-- Begin Available data --

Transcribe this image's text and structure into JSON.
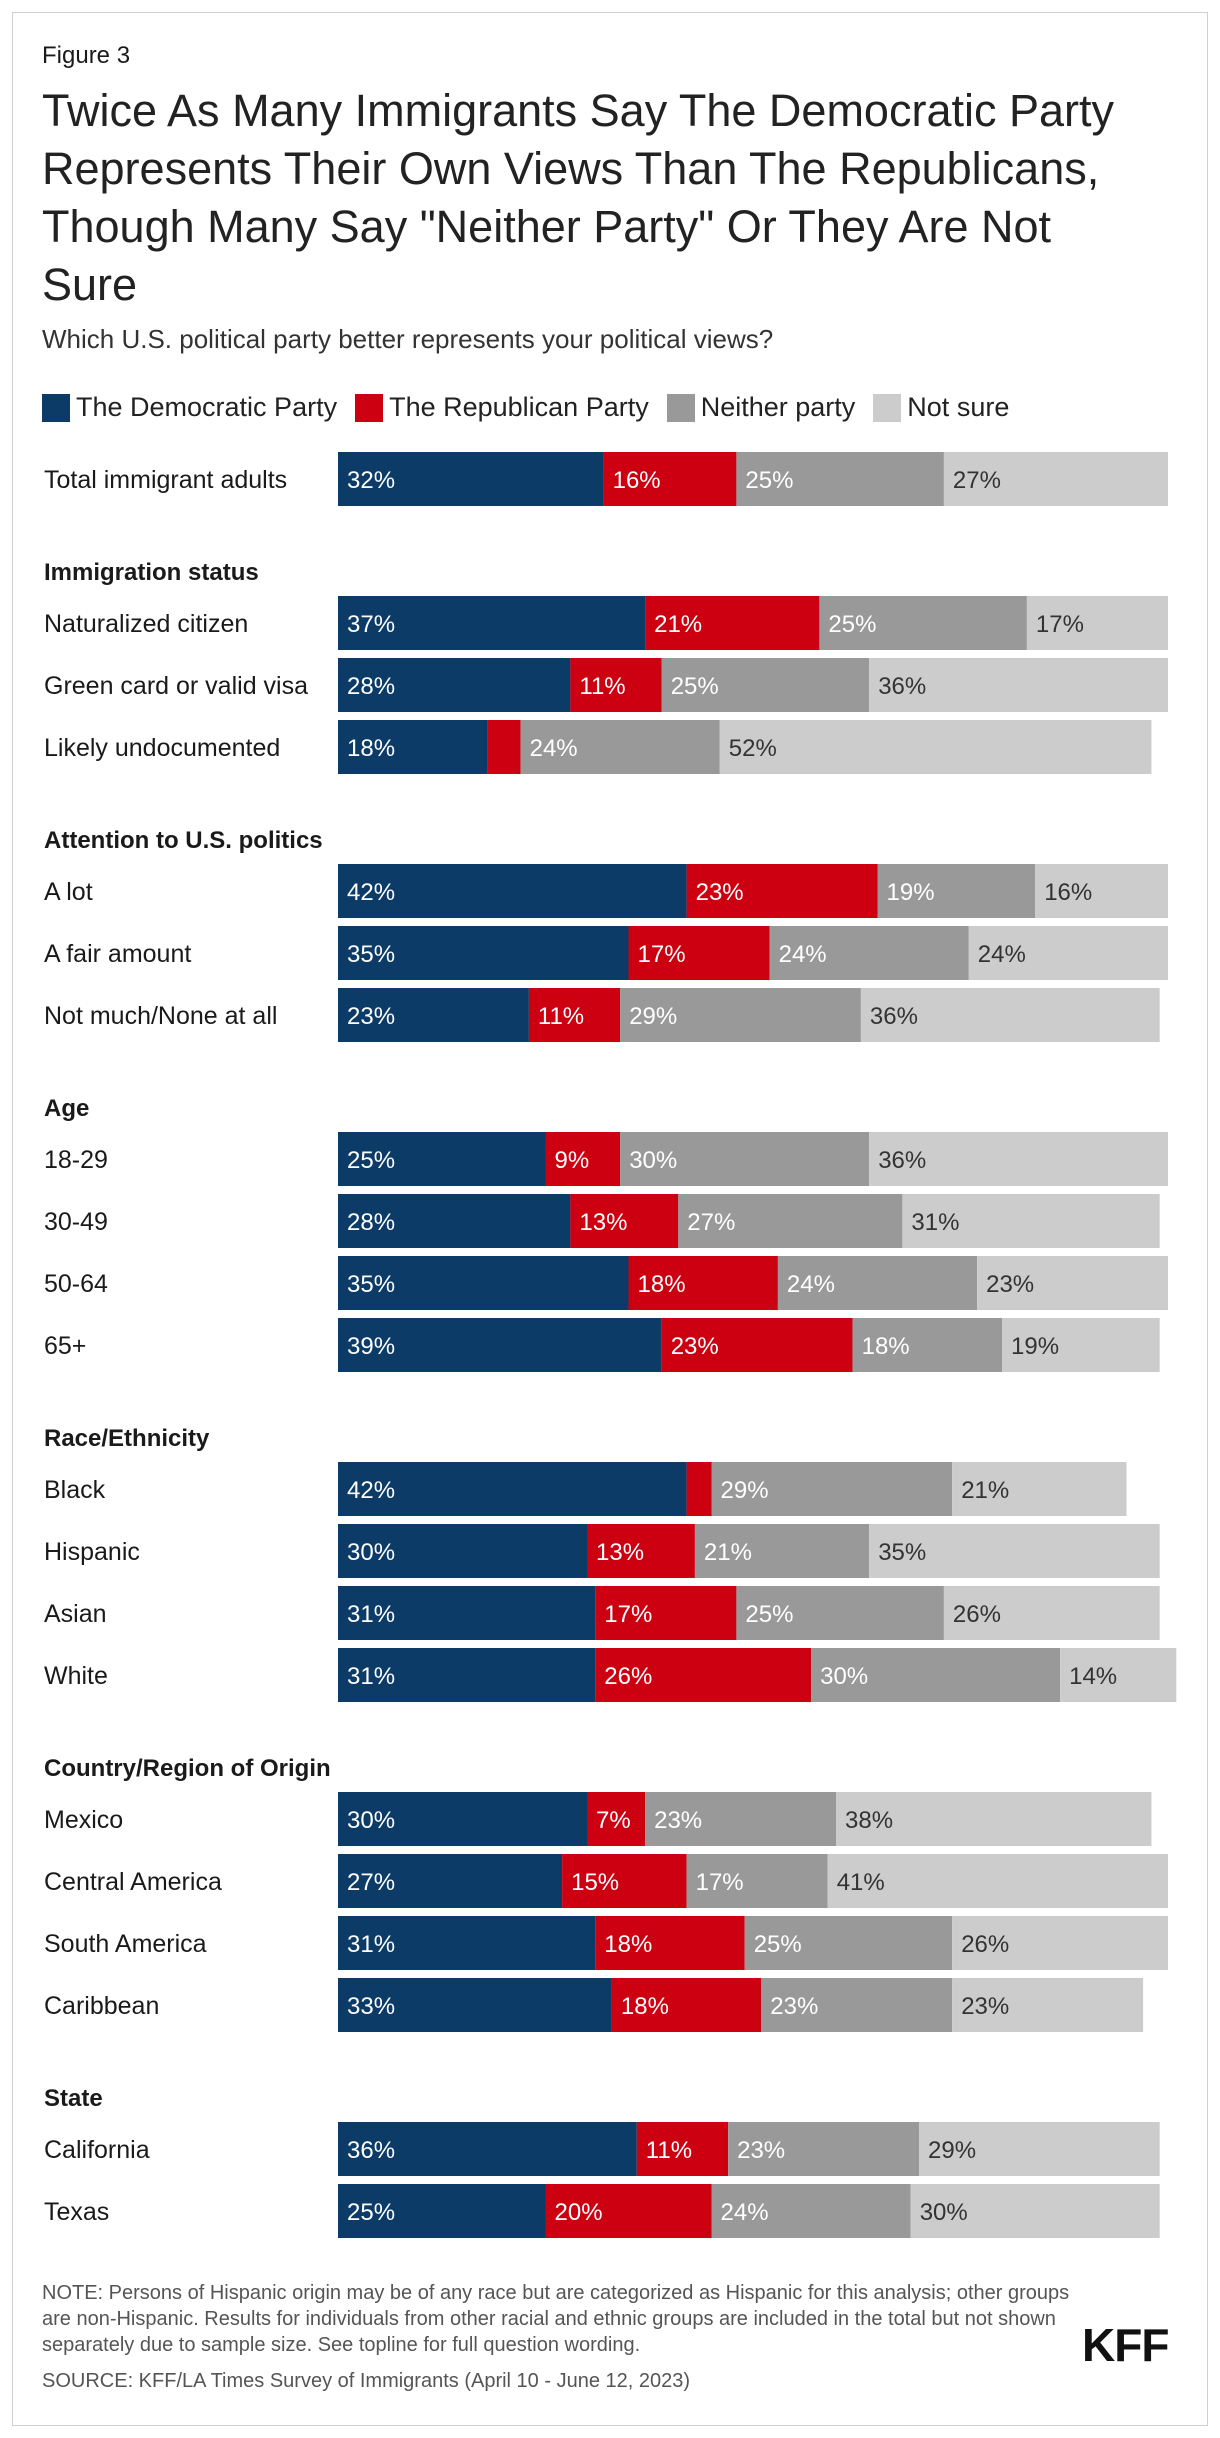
{
  "figure_label": "Figure 3",
  "title": "Twice As Many Immigrants Say The Democratic Party Represents Their Own Views Than The Republicans, Though Many Say \"Neither Party\" Or They Are Not Sure",
  "subtitle": "Which U.S. political party better represents your political views?",
  "note": "NOTE: Persons of Hispanic origin may be of any race but are categorized as Hispanic for this analysis; other groups are non-Hispanic. Results for individuals from other racial and ethnic groups are included in the total but not shown separately due to sample size. See topline for full question wording.",
  "source": "SOURCE: KFF/LA Times Survey of Immigrants (April 10 - June 12, 2023)",
  "logo": "KFF",
  "legend": [
    {
      "label": "The Democratic Party",
      "color": "#0b3b66"
    },
    {
      "label": "The Republican Party",
      "color": "#cc0011"
    },
    {
      "label": "Neither party",
      "color": "#999999"
    },
    {
      "label": "Not sure",
      "color": "#cccccc"
    }
  ],
  "chart_data": {
    "type": "bar",
    "orientation": "horizontal",
    "stacked": true,
    "unit": "%",
    "series": [
      {
        "name": "The Democratic Party",
        "color": "#0b3b66"
      },
      {
        "name": "The Republican Party",
        "color": "#cc0011"
      },
      {
        "name": "Neither party",
        "color": "#999999"
      },
      {
        "name": "Not sure",
        "color": "#cccccc"
      }
    ],
    "groups": [
      {
        "heading": "",
        "rows": [
          {
            "label": "Total immigrant adults",
            "values": [
              32,
              16,
              25,
              27
            ],
            "labels": [
              "32%",
              "16%",
              "25%",
              "27%"
            ]
          }
        ]
      },
      {
        "heading": "Immigration status",
        "rows": [
          {
            "label": "Naturalized citizen",
            "values": [
              37,
              21,
              25,
              17
            ],
            "labels": [
              "37%",
              "21%",
              "25%",
              "17%"
            ]
          },
          {
            "label": "Green card or valid visa",
            "values": [
              28,
              11,
              25,
              36
            ],
            "labels": [
              "28%",
              "11%",
              "25%",
              "36%"
            ]
          },
          {
            "label": "Likely undocumented",
            "values": [
              18,
              4,
              24,
              52
            ],
            "labels": [
              "18%",
              "",
              "24%",
              "52%"
            ]
          }
        ]
      },
      {
        "heading": "Attention to U.S. politics",
        "rows": [
          {
            "label": "A lot",
            "values": [
              42,
              23,
              19,
              16
            ],
            "labels": [
              "42%",
              "23%",
              "19%",
              "16%"
            ]
          },
          {
            "label": "A fair amount",
            "values": [
              35,
              17,
              24,
              24
            ],
            "labels": [
              "35%",
              "17%",
              "24%",
              "24%"
            ]
          },
          {
            "label": "Not much/None at all",
            "values": [
              23,
              11,
              29,
              36
            ],
            "labels": [
              "23%",
              "11%",
              "29%",
              "36%"
            ]
          }
        ]
      },
      {
        "heading": "Age",
        "rows": [
          {
            "label": "18-29",
            "values": [
              25,
              9,
              30,
              36
            ],
            "labels": [
              "25%",
              "9%",
              "30%",
              "36%"
            ]
          },
          {
            "label": "30-49",
            "values": [
              28,
              13,
              27,
              31
            ],
            "labels": [
              "28%",
              "13%",
              "27%",
              "31%"
            ]
          },
          {
            "label": "50-64",
            "values": [
              35,
              18,
              24,
              23
            ],
            "labels": [
              "35%",
              "18%",
              "24%",
              "23%"
            ]
          },
          {
            "label": "65+",
            "values": [
              39,
              23,
              18,
              19
            ],
            "labels": [
              "39%",
              "23%",
              "18%",
              "19%"
            ]
          }
        ]
      },
      {
        "heading": "Race/Ethnicity",
        "rows": [
          {
            "label": "Black",
            "values": [
              42,
              3,
              29,
              21
            ],
            "labels": [
              "42%",
              "",
              "29%",
              "21%"
            ]
          },
          {
            "label": "Hispanic",
            "values": [
              30,
              13,
              21,
              35
            ],
            "labels": [
              "30%",
              "13%",
              "21%",
              "35%"
            ]
          },
          {
            "label": "Asian",
            "values": [
              31,
              17,
              25,
              26
            ],
            "labels": [
              "31%",
              "17%",
              "25%",
              "26%"
            ]
          },
          {
            "label": "White",
            "values": [
              31,
              26,
              30,
              14
            ],
            "labels": [
              "31%",
              "26%",
              "30%",
              "14%"
            ]
          }
        ]
      },
      {
        "heading": "Country/Region of Origin",
        "rows": [
          {
            "label": "Mexico",
            "values": [
              30,
              7,
              23,
              38
            ],
            "labels": [
              "30%",
              "7%",
              "23%",
              "38%"
            ]
          },
          {
            "label": "Central America",
            "values": [
              27,
              15,
              17,
              41
            ],
            "labels": [
              "27%",
              "15%",
              "17%",
              "41%"
            ]
          },
          {
            "label": "South America",
            "values": [
              31,
              18,
              25,
              26
            ],
            "labels": [
              "31%",
              "18%",
              "25%",
              "26%"
            ]
          },
          {
            "label": "Caribbean",
            "values": [
              33,
              18,
              23,
              23
            ],
            "labels": [
              "33%",
              "18%",
              "23%",
              "23%"
            ]
          }
        ]
      },
      {
        "heading": "State",
        "rows": [
          {
            "label": "California",
            "values": [
              36,
              11,
              23,
              29
            ],
            "labels": [
              "36%",
              "11%",
              "23%",
              "29%"
            ]
          },
          {
            "label": "Texas",
            "values": [
              25,
              20,
              24,
              30
            ],
            "labels": [
              "25%",
              "20%",
              "24%",
              "30%"
            ]
          }
        ]
      }
    ]
  }
}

-- End Available data --

— What is expected —
Reply with one number only, the count of lines above that hold the string "this".

— Complete response —
2